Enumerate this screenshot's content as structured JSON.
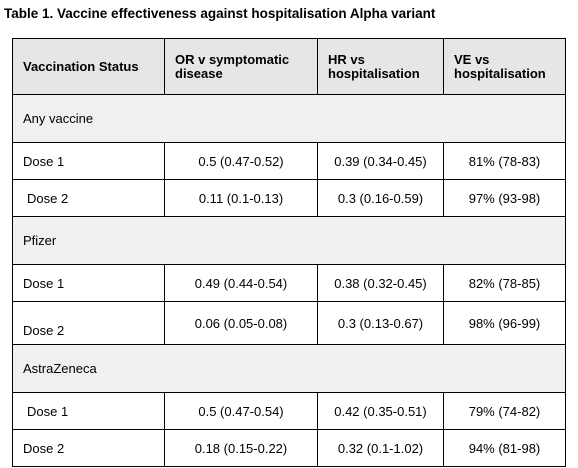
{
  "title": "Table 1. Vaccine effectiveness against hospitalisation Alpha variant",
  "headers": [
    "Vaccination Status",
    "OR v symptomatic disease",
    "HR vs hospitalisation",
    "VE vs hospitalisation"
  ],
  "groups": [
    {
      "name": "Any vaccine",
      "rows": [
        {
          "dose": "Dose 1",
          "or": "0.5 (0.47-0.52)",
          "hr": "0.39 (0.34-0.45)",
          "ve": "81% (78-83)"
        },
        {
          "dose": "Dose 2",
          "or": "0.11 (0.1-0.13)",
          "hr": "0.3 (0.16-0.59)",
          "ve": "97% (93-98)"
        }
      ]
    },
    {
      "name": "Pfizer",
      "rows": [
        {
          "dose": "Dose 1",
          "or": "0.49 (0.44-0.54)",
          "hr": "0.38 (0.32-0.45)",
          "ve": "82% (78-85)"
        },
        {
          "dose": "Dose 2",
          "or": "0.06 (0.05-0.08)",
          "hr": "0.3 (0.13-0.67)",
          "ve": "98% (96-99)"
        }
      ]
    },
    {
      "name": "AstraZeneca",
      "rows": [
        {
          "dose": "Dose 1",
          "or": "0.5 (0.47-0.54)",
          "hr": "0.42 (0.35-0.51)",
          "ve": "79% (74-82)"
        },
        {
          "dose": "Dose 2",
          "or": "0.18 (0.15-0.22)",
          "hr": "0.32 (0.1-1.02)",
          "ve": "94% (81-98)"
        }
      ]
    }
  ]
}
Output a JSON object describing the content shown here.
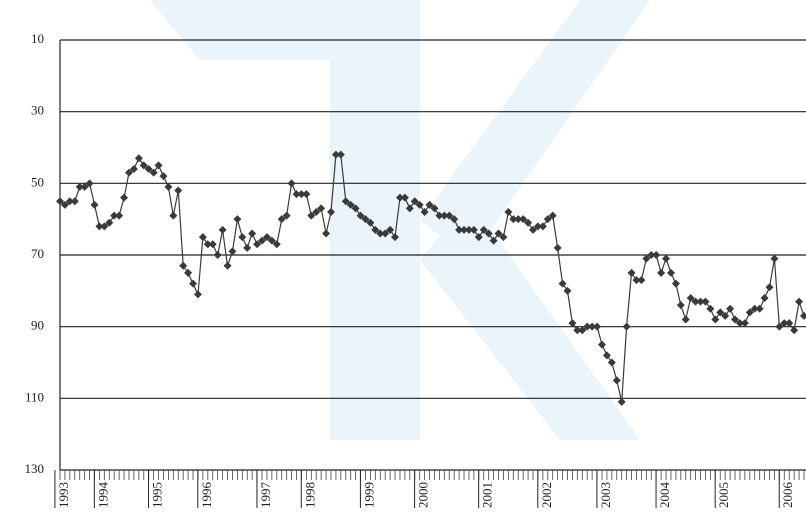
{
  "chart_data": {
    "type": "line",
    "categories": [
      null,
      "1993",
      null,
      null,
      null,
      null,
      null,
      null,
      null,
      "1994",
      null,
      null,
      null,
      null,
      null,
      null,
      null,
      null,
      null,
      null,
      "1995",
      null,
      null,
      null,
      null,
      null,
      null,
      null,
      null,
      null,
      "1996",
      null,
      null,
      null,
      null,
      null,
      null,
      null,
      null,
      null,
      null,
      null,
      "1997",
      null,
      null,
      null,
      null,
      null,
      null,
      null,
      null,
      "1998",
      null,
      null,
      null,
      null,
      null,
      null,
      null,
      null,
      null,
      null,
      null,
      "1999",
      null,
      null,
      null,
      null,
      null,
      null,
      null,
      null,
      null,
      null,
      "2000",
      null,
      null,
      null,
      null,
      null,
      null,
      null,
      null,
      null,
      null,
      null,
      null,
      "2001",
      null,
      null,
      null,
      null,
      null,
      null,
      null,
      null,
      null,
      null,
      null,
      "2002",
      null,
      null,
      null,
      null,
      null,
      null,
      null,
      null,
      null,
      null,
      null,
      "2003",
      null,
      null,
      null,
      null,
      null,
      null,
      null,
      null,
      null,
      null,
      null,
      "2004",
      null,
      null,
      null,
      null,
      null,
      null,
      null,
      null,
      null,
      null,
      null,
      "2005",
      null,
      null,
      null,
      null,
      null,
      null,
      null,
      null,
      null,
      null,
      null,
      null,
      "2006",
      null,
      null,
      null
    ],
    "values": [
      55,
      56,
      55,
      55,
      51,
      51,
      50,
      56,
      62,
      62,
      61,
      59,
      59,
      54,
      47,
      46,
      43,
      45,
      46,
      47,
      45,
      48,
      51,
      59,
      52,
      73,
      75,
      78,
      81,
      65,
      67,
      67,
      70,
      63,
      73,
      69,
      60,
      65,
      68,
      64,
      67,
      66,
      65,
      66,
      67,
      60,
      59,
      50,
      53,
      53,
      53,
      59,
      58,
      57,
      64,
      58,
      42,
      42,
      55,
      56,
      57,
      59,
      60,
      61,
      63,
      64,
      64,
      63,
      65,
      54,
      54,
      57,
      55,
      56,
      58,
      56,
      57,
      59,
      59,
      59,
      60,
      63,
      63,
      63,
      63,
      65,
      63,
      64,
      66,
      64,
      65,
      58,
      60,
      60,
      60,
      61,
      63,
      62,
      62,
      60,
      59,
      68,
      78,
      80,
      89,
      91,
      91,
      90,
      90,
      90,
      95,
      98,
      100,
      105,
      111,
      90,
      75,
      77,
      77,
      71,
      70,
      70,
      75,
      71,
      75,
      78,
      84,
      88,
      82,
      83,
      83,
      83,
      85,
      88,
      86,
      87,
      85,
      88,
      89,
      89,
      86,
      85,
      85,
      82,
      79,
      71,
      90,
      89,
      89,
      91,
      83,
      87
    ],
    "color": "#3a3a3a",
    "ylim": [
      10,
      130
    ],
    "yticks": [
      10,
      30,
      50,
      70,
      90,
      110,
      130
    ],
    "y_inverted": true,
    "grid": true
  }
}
☆ ☆ ☆ ☆ ☆ ☆ ☆
*Description of the task*
Output all the records, word for word, with no pictures in the copy.

*Response to this exercise*
Enumerate this screenshot's content as structured JSON.
{
  "title": "Table 1. Vaccine effectiveness against hospitalisation Alpha variant",
  "headers": [
    "Vaccination Status",
    "OR v symptomatic disease",
    "HR vs hospitalisation",
    "VE vs hospitalisation"
  ],
  "groups": [
    {
      "name": "Any vaccine",
      "rows": [
        {
          "dose": "Dose 1",
          "or": "0.5 (0.47-0.52)",
          "hr": "0.39 (0.34-0.45)",
          "ve": "81% (78-83)"
        },
        {
          "dose": "Dose 2",
          "or": "0.11 (0.1-0.13)",
          "hr": "0.3 (0.16-0.59)",
          "ve": "97% (93-98)"
        }
      ]
    },
    {
      "name": "Pfizer",
      "rows": [
        {
          "dose": "Dose 1",
          "or": "0.49 (0.44-0.54)",
          "hr": "0.38 (0.32-0.45)",
          "ve": "82% (78-85)"
        },
        {
          "dose": "Dose 2",
          "or": "0.06 (0.05-0.08)",
          "hr": "0.3 (0.13-0.67)",
          "ve": "98% (96-99)"
        }
      ]
    },
    {
      "name": "AstraZeneca",
      "rows": [
        {
          "dose": "Dose 1",
          "or": "0.5 (0.47-0.54)",
          "hr": "0.42 (0.35-0.51)",
          "ve": "79% (74-82)"
        },
        {
          "dose": "Dose 2",
          "or": "0.18 (0.15-0.22)",
          "hr": "0.32 (0.1-1.02)",
          "ve": "94% (81-98)"
        }
      ]
    }
  ]
}
Output a JSON object describing the content shown here.
{
  "chart_data": {
    "type": "line",
    "categories": [
      null,
      "1993",
      null,
      null,
      null,
      null,
      null,
      null,
      null,
      "1994",
      null,
      null,
      null,
      null,
      null,
      null,
      null,
      null,
      null,
      null,
      "1995",
      null,
      null,
      null,
      null,
      null,
      null,
      null,
      null,
      null,
      "1996",
      null,
      null,
      null,
      null,
      null,
      null,
      null,
      null,
      null,
      null,
      null,
      "1997",
      null,
      null,
      null,
      null,
      null,
      null,
      null,
      null,
      "1998",
      null,
      null,
      null,
      null,
      null,
      null,
      null,
      null,
      null,
      null,
      null,
      "1999",
      null,
      null,
      null,
      null,
      null,
      null,
      null,
      null,
      null,
      null,
      "2000",
      null,
      null,
      null,
      null,
      null,
      null,
      null,
      null,
      null,
      null,
      null,
      null,
      "2001",
      null,
      null,
      null,
      null,
      null,
      null,
      null,
      null,
      null,
      null,
      null,
      "2002",
      null,
      null,
      null,
      null,
      null,
      null,
      null,
      null,
      null,
      null,
      null,
      "2003",
      null,
      null,
      null,
      null,
      null,
      null,
      null,
      null,
      null,
      null,
      null,
      "2004",
      null,
      null,
      null,
      null,
      null,
      null,
      null,
      null,
      null,
      null,
      null,
      "2005",
      null,
      null,
      null,
      null,
      null,
      null,
      null,
      null,
      null,
      null,
      null,
      null,
      "2006",
      null,
      null,
      null
    ],
    "values": [
      55,
      56,
      55,
      55,
      51,
      51,
      50,
      56,
      62,
      62,
      61,
      59,
      59,
      54,
      47,
      46,
      43,
      45,
      46,
      47,
      45,
      48,
      51,
      59,
      52,
      73,
      75,
      78,
      81,
      65,
      67,
      67,
      70,
      63,
      73,
      69,
      60,
      65,
      68,
      64,
      67,
      66,
      65,
      66,
      67,
      60,
      59,
      50,
      53,
      53,
      53,
      59,
      58,
      57,
      64,
      58,
      42,
      42,
      55,
      56,
      57,
      59,
      60,
      61,
      63,
      64,
      64,
      63,
      65,
      54,
      54,
      57,
      55,
      56,
      58,
      56,
      57,
      59,
      59,
      59,
      60,
      63,
      63,
      63,
      63,
      65,
      63,
      64,
      66,
      64,
      65,
      58,
      60,
      60,
      60,
      61,
      63,
      62,
      62,
      60,
      59,
      68,
      78,
      80,
      89,
      91,
      91,
      90,
      90,
      90,
      95,
      98,
      100,
      105,
      111,
      90,
      75,
      77,
      77,
      71,
      70,
      70,
      75,
      71,
      75,
      78,
      84,
      88,
      82,
      83,
      83,
      83,
      85,
      88,
      86,
      87,
      85,
      88,
      89,
      89,
      86,
      85,
      85,
      82,
      79,
      71,
      90,
      89,
      89,
      91,
      83,
      87
    ],
    "color": "#3a3a3a",
    "ylim": [
      10,
      130
    ],
    "yticks": [
      10,
      30,
      50,
      70,
      90,
      110,
      130
    ],
    "y_inverted": true,
    "grid": true
  }
}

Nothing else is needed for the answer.